» **AVAILABLE RECORDS**
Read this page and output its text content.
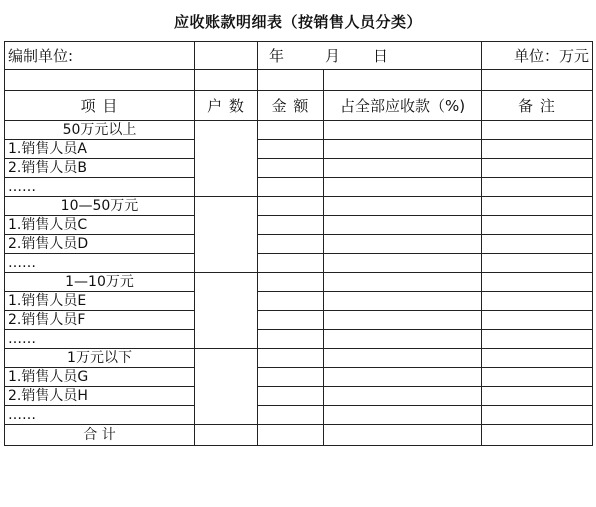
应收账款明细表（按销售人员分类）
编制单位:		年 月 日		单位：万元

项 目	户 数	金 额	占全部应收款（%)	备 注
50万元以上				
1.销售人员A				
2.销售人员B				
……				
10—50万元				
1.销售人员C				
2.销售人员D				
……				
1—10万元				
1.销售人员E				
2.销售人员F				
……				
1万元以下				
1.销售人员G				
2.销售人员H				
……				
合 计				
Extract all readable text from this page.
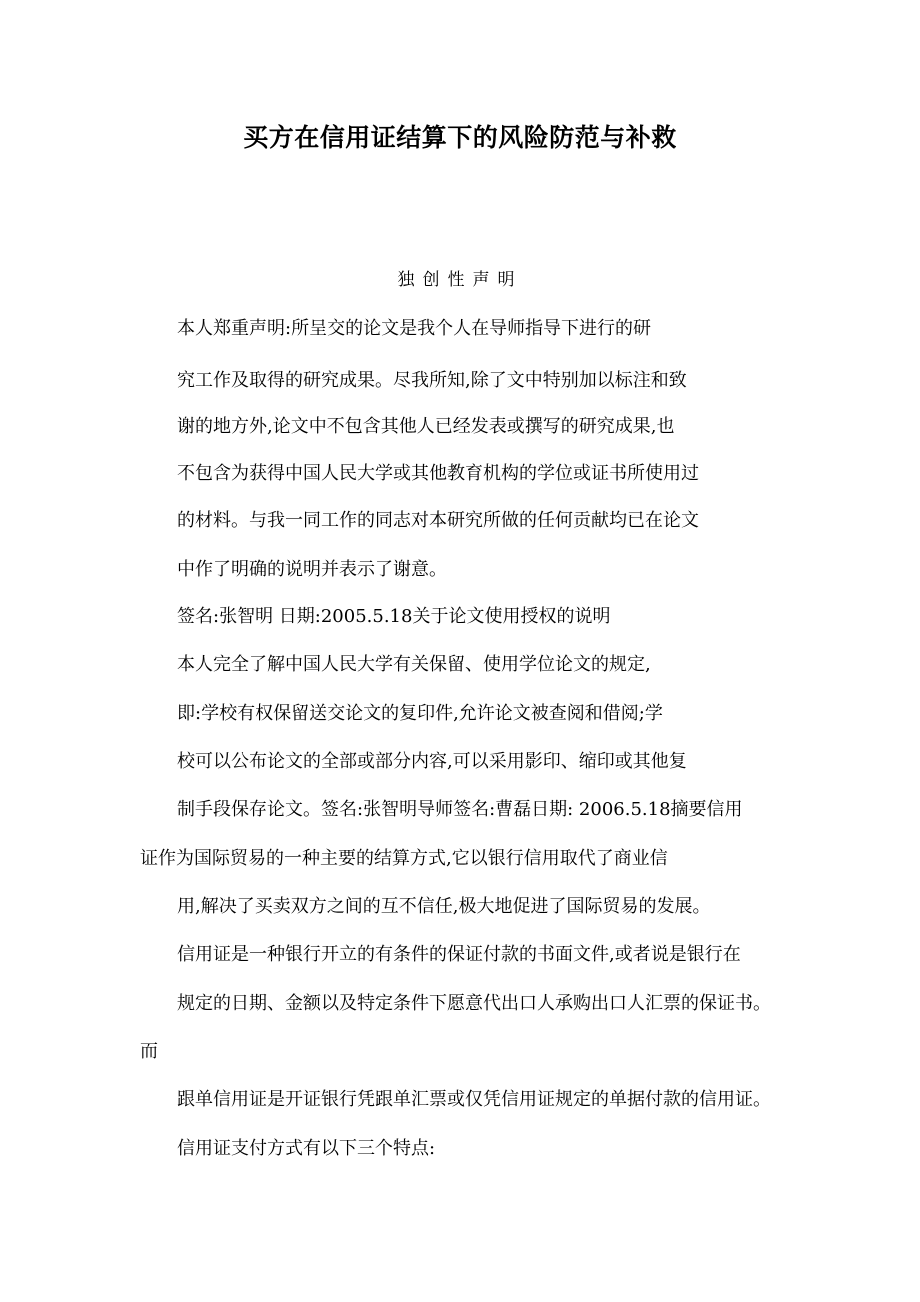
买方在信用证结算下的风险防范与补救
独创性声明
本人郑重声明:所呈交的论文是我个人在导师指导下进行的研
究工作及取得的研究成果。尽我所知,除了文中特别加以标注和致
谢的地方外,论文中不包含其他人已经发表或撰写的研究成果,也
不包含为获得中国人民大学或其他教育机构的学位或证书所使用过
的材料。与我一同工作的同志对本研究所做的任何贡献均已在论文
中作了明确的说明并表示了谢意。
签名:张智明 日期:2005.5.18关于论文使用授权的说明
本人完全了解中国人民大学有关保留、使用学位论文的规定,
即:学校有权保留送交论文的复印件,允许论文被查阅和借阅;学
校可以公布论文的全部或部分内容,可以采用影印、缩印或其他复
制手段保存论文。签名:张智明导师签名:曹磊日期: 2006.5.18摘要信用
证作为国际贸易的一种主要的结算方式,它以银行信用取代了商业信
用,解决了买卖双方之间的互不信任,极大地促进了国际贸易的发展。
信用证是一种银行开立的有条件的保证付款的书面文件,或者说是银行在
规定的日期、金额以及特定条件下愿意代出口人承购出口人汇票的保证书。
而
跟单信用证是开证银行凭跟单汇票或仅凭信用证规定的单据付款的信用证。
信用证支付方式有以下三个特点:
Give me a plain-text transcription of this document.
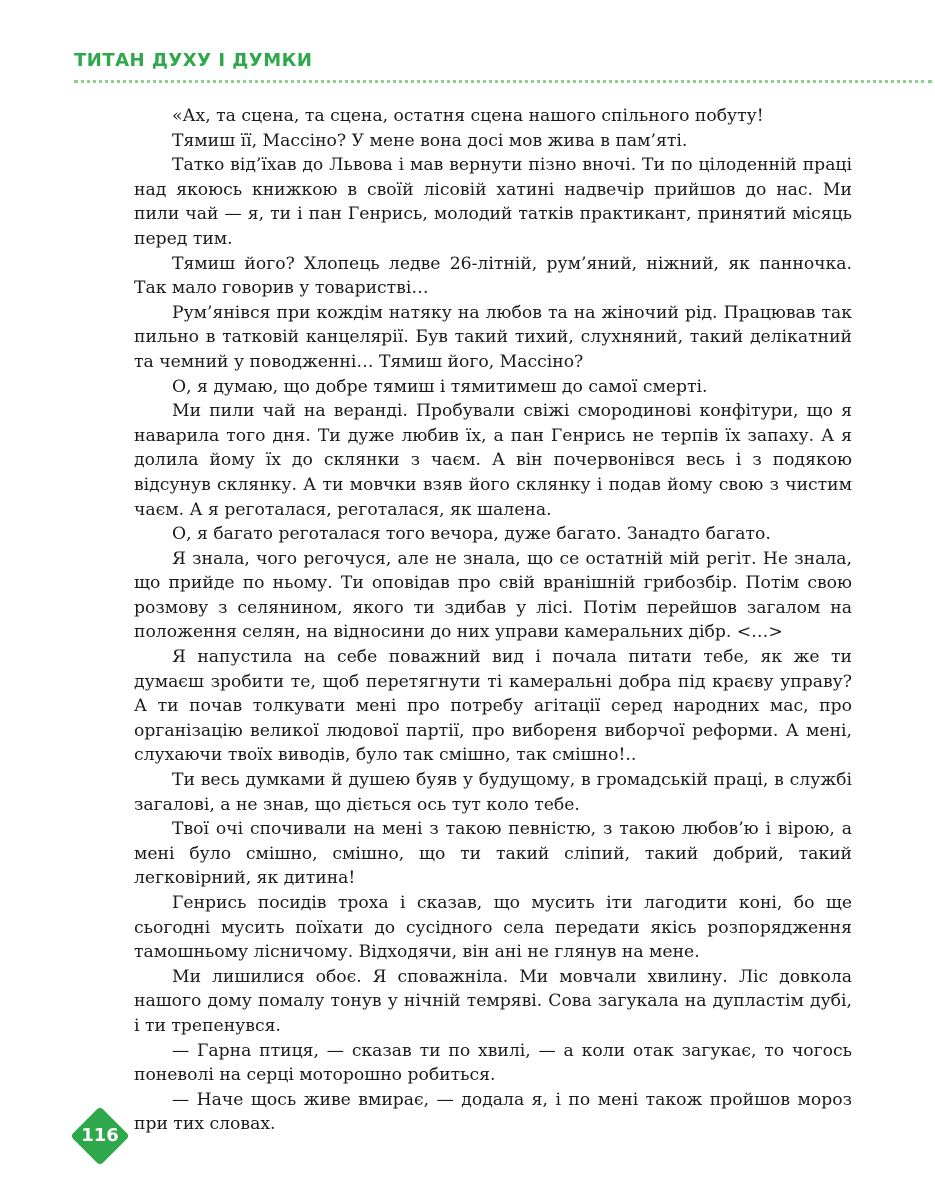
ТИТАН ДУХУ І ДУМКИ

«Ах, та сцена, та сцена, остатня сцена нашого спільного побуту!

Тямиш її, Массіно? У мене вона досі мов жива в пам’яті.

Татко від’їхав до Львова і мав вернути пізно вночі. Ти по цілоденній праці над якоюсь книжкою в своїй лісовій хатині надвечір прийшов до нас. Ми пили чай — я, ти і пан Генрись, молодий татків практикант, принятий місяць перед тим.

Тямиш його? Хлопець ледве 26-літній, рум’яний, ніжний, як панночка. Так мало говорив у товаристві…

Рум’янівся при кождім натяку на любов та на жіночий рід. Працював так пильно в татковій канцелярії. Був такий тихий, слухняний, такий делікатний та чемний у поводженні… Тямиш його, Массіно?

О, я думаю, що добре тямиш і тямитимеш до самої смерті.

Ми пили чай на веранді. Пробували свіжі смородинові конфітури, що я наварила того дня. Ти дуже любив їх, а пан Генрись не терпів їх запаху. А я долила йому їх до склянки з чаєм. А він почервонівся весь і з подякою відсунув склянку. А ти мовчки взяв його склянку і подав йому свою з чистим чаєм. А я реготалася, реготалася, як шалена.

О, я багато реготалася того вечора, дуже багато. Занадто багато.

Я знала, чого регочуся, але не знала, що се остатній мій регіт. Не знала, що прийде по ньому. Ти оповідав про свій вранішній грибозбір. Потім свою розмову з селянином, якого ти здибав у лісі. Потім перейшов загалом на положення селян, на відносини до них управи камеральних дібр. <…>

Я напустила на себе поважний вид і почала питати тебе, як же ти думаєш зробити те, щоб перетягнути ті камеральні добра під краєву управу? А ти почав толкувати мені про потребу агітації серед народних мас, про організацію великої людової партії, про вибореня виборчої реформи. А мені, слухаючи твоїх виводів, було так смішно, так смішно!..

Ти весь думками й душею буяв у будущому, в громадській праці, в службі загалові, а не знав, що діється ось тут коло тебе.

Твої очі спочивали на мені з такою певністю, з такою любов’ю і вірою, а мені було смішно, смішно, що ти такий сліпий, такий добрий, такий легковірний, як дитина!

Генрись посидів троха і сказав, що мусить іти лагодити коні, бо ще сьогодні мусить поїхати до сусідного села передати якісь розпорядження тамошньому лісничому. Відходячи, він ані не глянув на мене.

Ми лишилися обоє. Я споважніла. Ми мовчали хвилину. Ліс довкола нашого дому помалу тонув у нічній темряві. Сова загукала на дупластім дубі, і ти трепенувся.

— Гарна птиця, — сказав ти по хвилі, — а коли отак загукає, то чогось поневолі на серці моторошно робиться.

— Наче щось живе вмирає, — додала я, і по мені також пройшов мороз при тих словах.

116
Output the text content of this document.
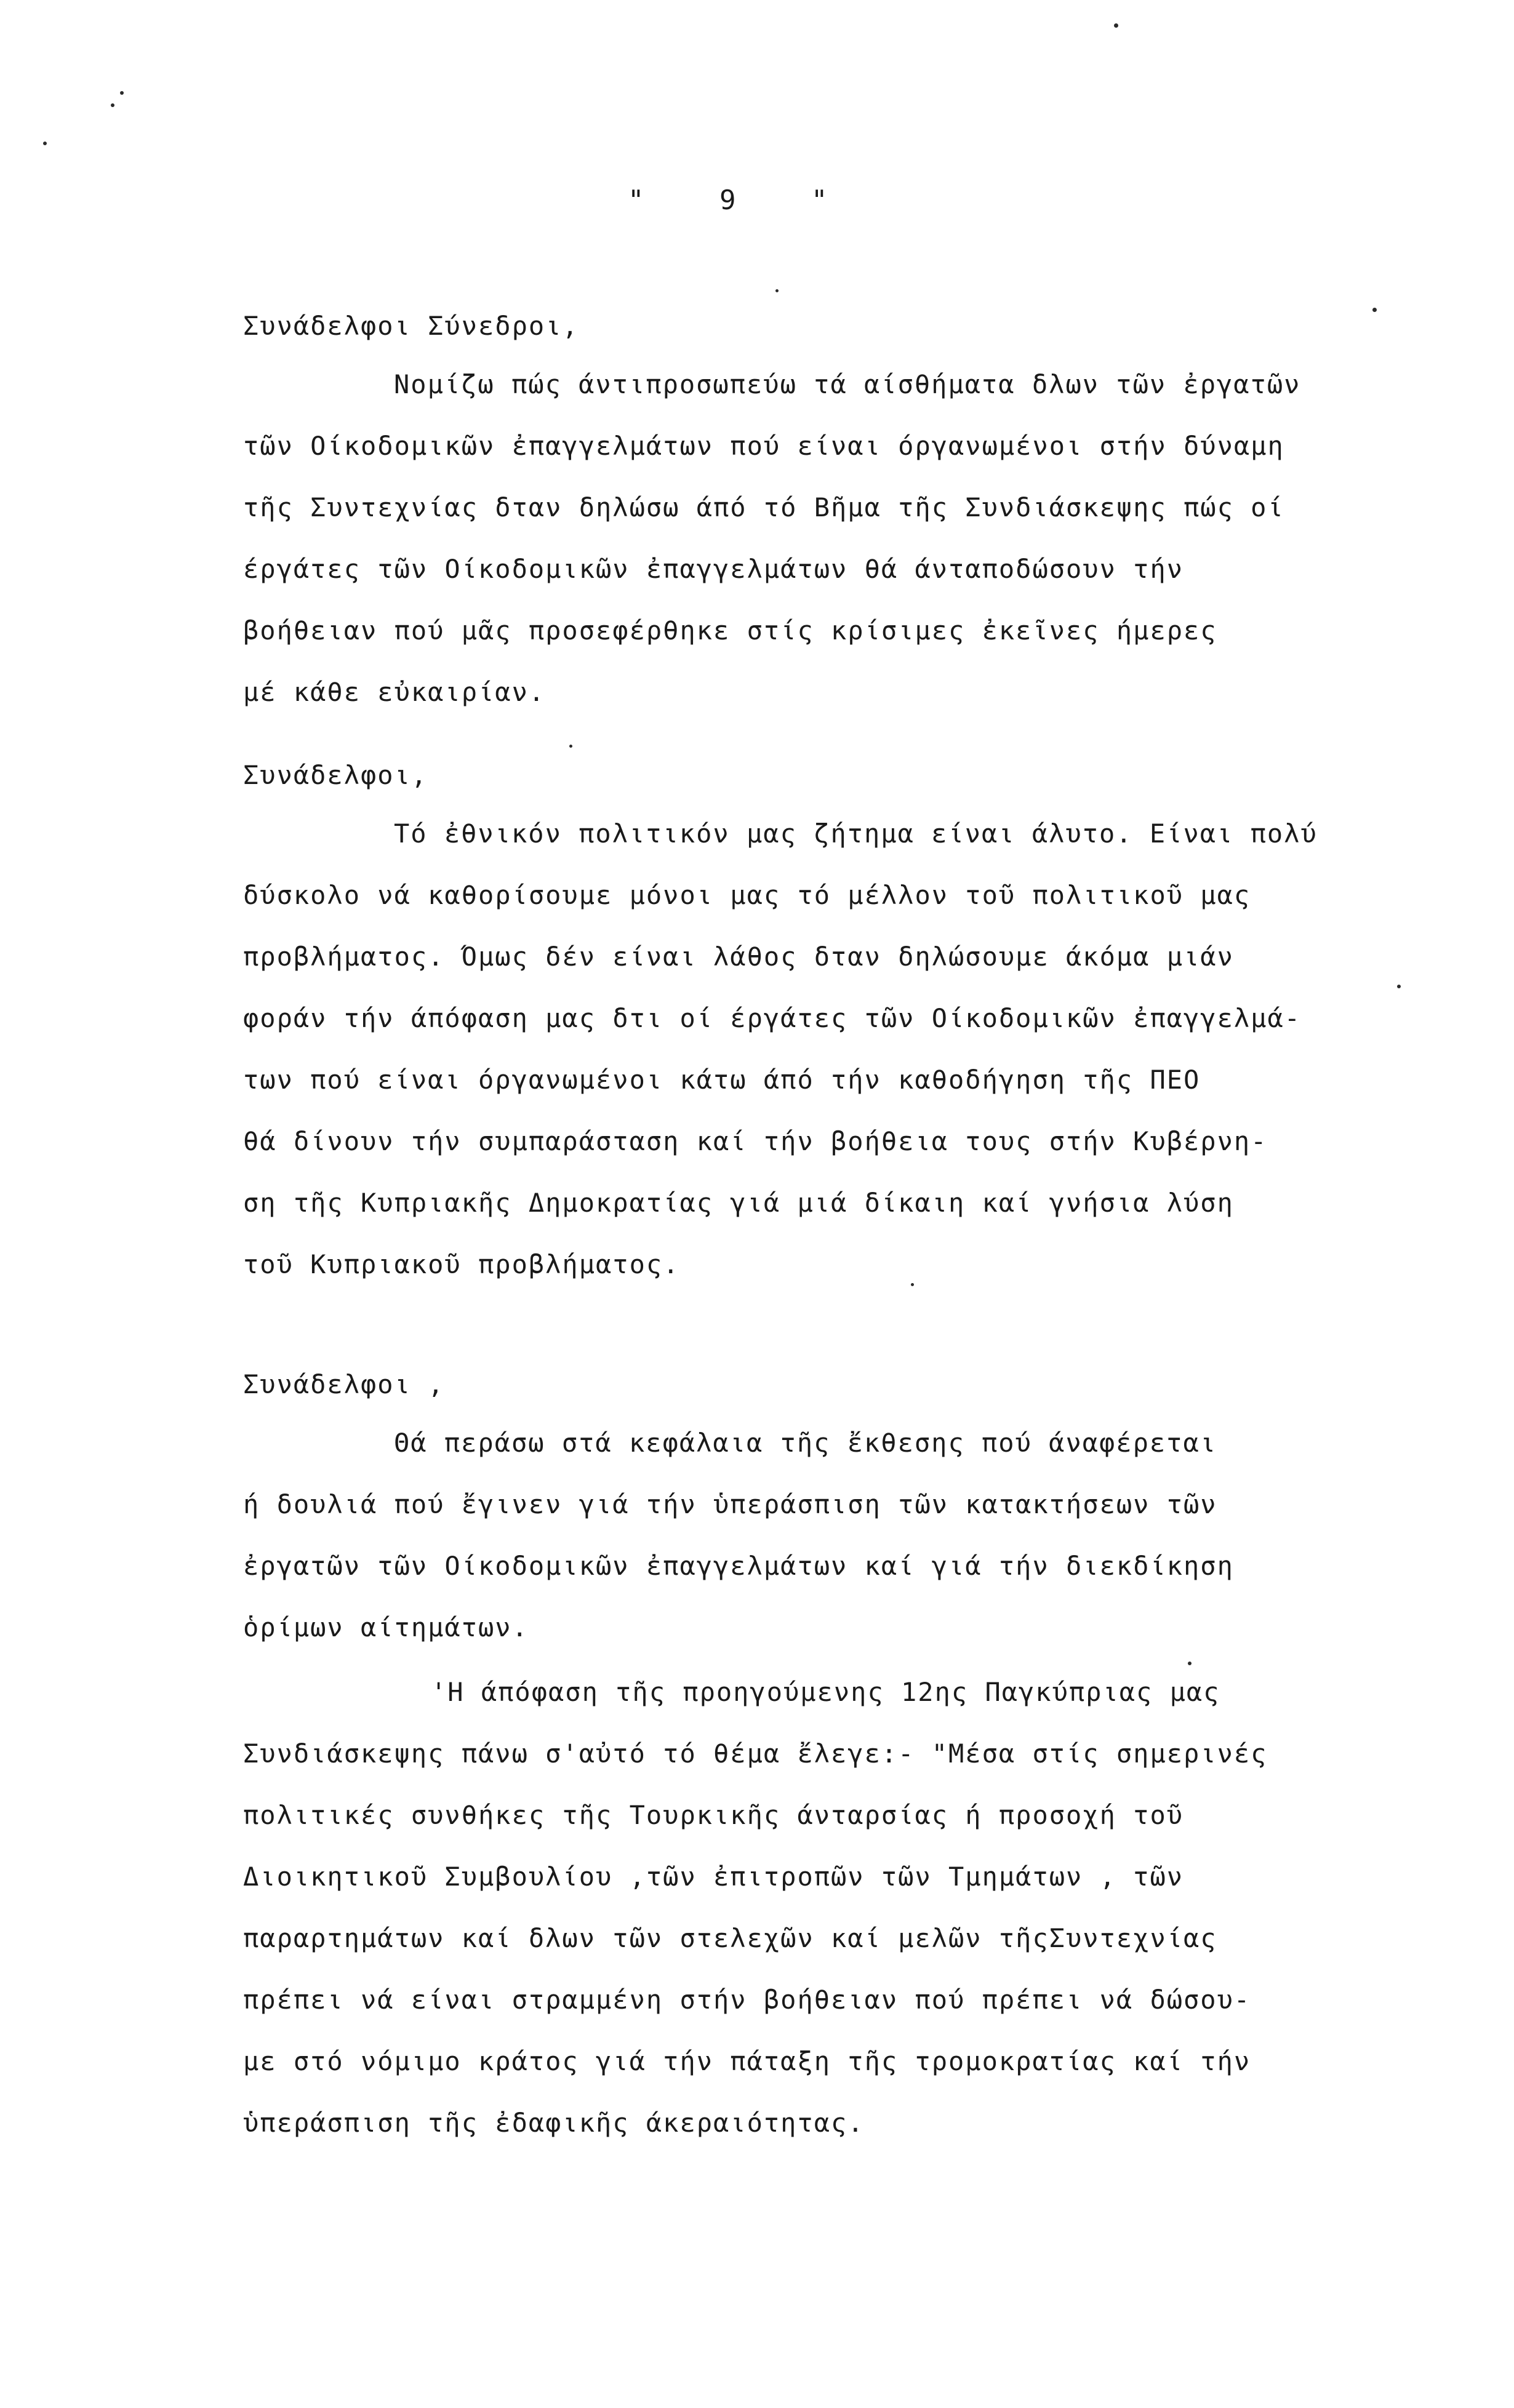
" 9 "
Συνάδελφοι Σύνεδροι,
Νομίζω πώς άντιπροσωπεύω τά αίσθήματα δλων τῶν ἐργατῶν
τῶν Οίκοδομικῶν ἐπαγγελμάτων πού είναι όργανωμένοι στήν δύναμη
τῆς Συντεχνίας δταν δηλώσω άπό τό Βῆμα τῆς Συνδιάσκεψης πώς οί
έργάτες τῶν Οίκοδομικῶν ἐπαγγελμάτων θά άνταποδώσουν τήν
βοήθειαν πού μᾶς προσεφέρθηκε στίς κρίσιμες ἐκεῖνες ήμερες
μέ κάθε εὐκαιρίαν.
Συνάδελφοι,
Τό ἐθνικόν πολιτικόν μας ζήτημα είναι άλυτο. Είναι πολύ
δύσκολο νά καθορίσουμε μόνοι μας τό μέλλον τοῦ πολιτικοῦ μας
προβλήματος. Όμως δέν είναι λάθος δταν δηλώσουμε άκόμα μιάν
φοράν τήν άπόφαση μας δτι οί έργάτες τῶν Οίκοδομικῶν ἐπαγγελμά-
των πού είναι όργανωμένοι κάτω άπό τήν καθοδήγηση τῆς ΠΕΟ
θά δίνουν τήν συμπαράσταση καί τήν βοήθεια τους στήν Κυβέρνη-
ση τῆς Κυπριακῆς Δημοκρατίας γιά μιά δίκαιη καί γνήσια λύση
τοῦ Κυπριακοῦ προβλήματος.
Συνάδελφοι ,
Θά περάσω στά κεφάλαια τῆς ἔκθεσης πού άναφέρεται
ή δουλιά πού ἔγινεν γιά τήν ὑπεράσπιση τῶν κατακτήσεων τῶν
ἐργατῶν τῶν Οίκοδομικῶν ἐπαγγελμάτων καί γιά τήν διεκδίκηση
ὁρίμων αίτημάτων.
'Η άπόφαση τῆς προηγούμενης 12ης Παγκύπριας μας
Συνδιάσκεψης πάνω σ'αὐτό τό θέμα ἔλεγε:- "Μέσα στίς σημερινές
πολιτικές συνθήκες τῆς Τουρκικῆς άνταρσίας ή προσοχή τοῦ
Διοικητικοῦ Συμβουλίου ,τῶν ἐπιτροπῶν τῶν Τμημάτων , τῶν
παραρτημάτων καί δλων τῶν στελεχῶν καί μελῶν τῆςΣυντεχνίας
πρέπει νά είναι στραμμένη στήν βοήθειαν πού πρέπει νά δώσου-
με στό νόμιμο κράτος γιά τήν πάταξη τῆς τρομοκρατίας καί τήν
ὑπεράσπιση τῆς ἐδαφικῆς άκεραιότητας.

» **INSTRUCTIONS TO FOLLOW**
Copy out each line of the material that holds the word "ὑπεράσπιση".

» **WRITTEN SOLUTION**
ή δουλιά πού ἔγινεν γιά τήν ὑπεράσπιση τῶν κατακτήσεων τῶν
ὑπεράσπιση τῆς ἐδαφικῆς άκεραιότητας.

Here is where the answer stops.